Exercise: Copy every line from the data below in which the string "Wind" can be found.

---

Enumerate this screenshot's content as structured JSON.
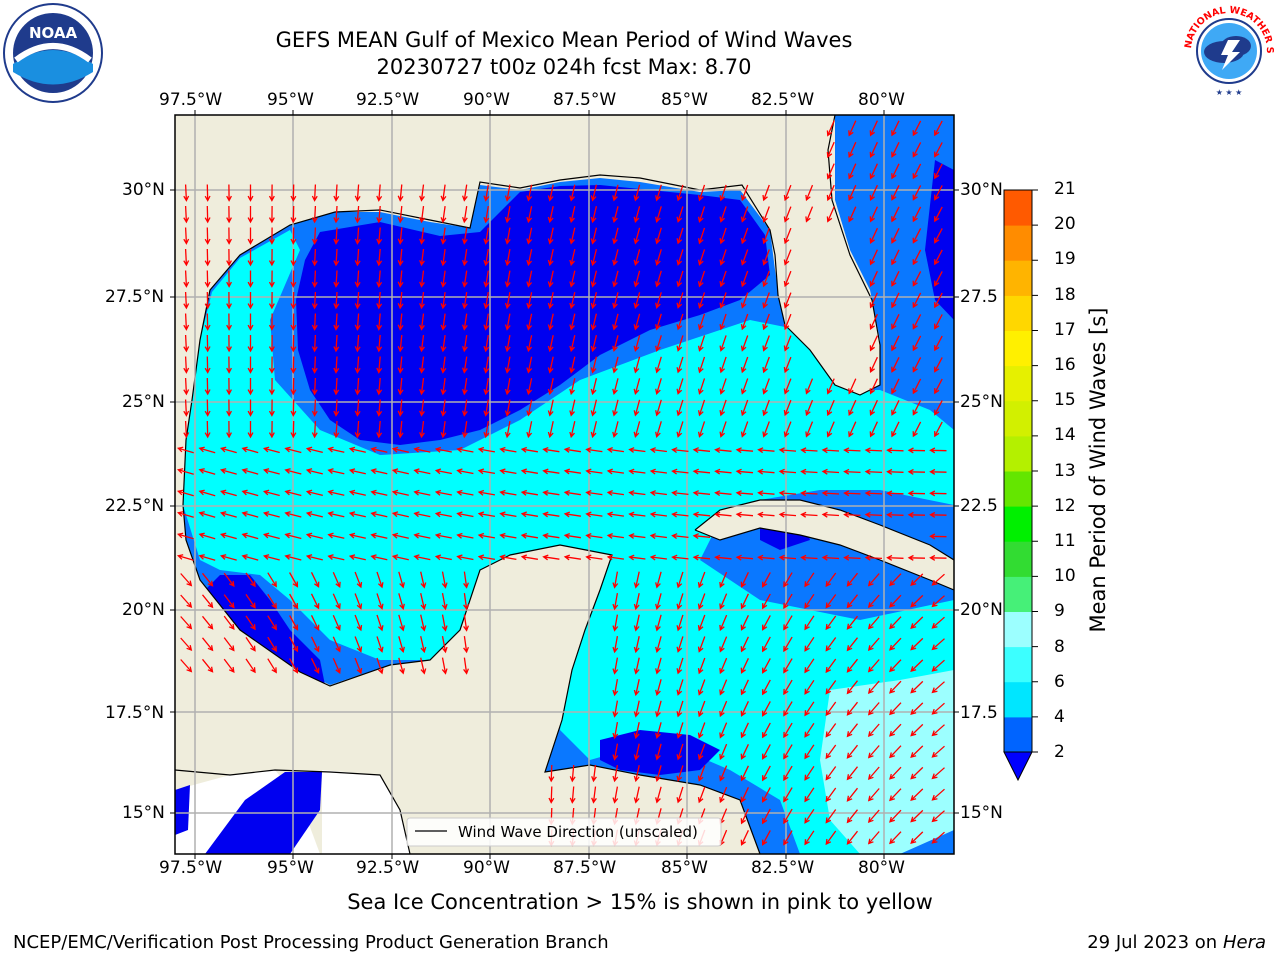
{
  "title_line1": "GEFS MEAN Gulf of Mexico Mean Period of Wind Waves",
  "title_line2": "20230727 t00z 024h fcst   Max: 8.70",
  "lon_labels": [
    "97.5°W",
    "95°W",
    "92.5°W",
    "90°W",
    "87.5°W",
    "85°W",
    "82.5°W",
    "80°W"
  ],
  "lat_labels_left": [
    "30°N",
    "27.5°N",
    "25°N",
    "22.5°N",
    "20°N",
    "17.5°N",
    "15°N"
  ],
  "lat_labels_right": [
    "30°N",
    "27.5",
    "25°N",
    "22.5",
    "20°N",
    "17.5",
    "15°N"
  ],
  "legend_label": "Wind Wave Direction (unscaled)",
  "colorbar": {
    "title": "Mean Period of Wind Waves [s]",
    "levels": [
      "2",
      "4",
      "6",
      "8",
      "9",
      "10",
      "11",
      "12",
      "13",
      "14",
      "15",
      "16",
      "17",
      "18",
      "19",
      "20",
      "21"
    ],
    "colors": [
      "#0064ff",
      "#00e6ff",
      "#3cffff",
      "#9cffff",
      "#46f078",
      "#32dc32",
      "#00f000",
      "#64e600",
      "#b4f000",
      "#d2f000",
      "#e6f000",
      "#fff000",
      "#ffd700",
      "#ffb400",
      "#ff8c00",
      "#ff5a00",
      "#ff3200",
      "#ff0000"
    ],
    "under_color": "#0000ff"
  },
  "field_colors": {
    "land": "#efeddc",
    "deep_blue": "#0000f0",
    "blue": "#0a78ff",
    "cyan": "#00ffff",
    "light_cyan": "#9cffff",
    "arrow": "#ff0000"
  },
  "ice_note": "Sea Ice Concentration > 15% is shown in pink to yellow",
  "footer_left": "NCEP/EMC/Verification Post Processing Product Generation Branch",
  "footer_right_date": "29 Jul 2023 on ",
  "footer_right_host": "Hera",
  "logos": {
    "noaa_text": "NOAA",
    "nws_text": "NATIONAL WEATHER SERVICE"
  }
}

---

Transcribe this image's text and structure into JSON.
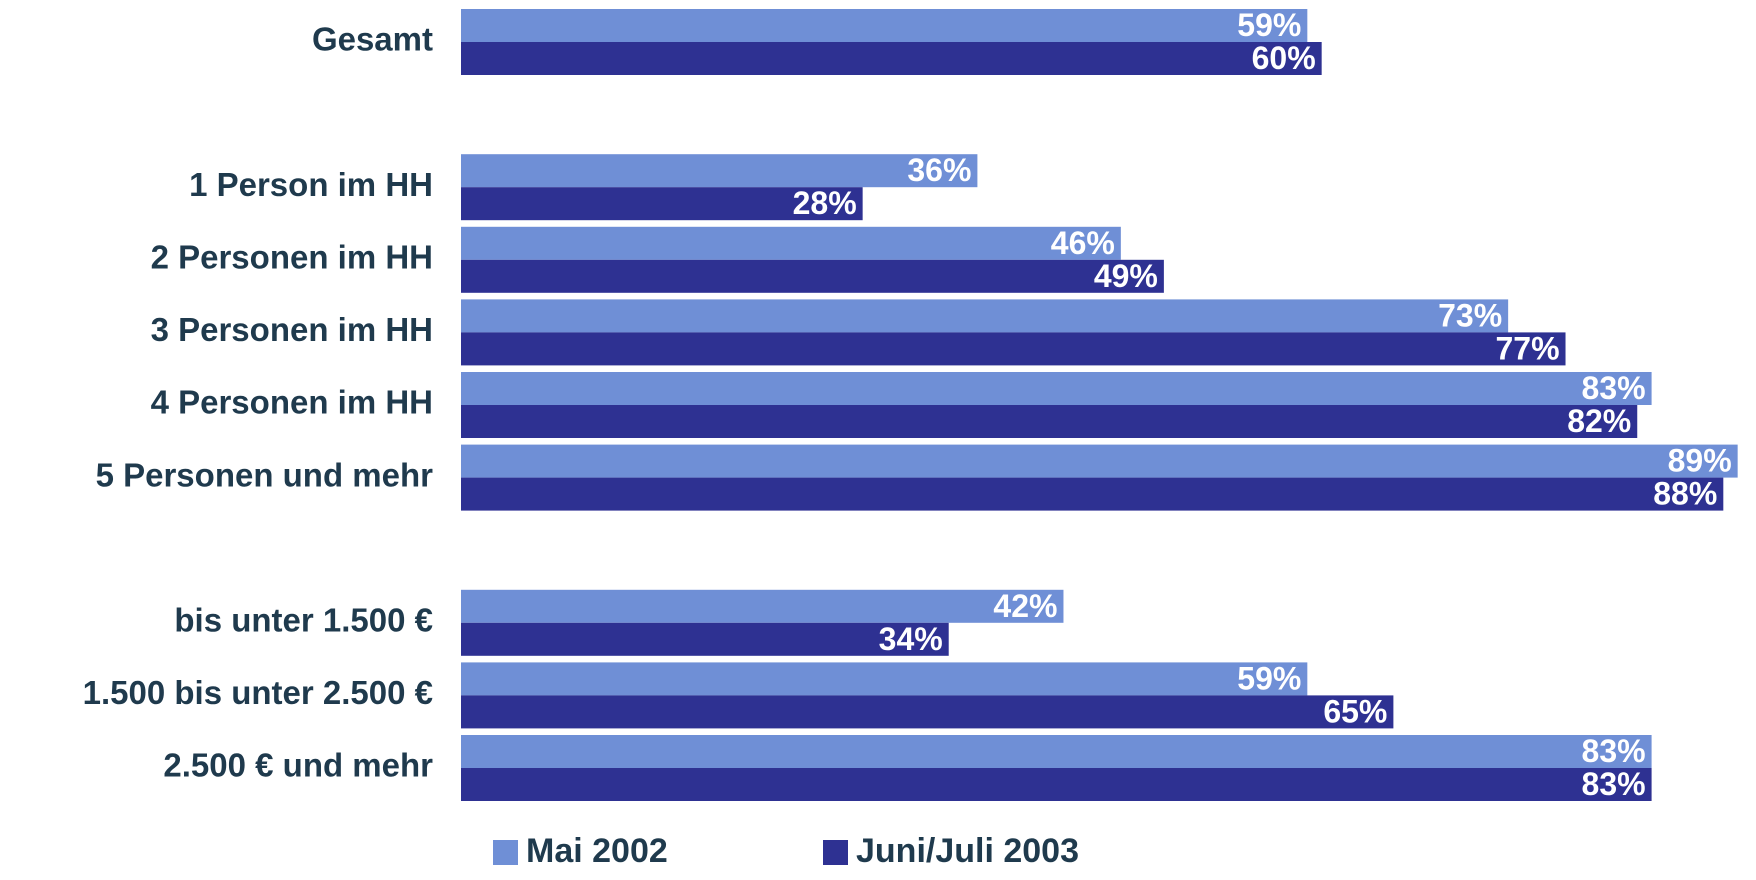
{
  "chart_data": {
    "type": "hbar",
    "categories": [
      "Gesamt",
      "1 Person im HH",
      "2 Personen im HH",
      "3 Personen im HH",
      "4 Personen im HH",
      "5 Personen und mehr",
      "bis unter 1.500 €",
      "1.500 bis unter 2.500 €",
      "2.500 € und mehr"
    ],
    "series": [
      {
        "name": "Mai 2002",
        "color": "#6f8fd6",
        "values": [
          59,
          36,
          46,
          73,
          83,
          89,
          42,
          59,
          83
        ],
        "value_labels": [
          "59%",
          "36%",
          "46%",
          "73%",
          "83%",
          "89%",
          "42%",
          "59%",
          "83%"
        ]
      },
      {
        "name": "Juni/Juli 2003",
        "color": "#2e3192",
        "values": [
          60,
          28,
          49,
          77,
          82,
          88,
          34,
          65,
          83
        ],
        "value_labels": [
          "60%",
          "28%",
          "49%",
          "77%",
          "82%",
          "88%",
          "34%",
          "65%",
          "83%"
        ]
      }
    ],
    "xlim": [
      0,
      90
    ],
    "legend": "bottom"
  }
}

---

Response to this task:
  "title_line1": "GEFS MEAN Gulf of Mexico Mean Period of Wind Waves",
  "legend_label": "Wind Wave Direction (unscaled)",
    "title": "Mean Period of Wind Waves [s]",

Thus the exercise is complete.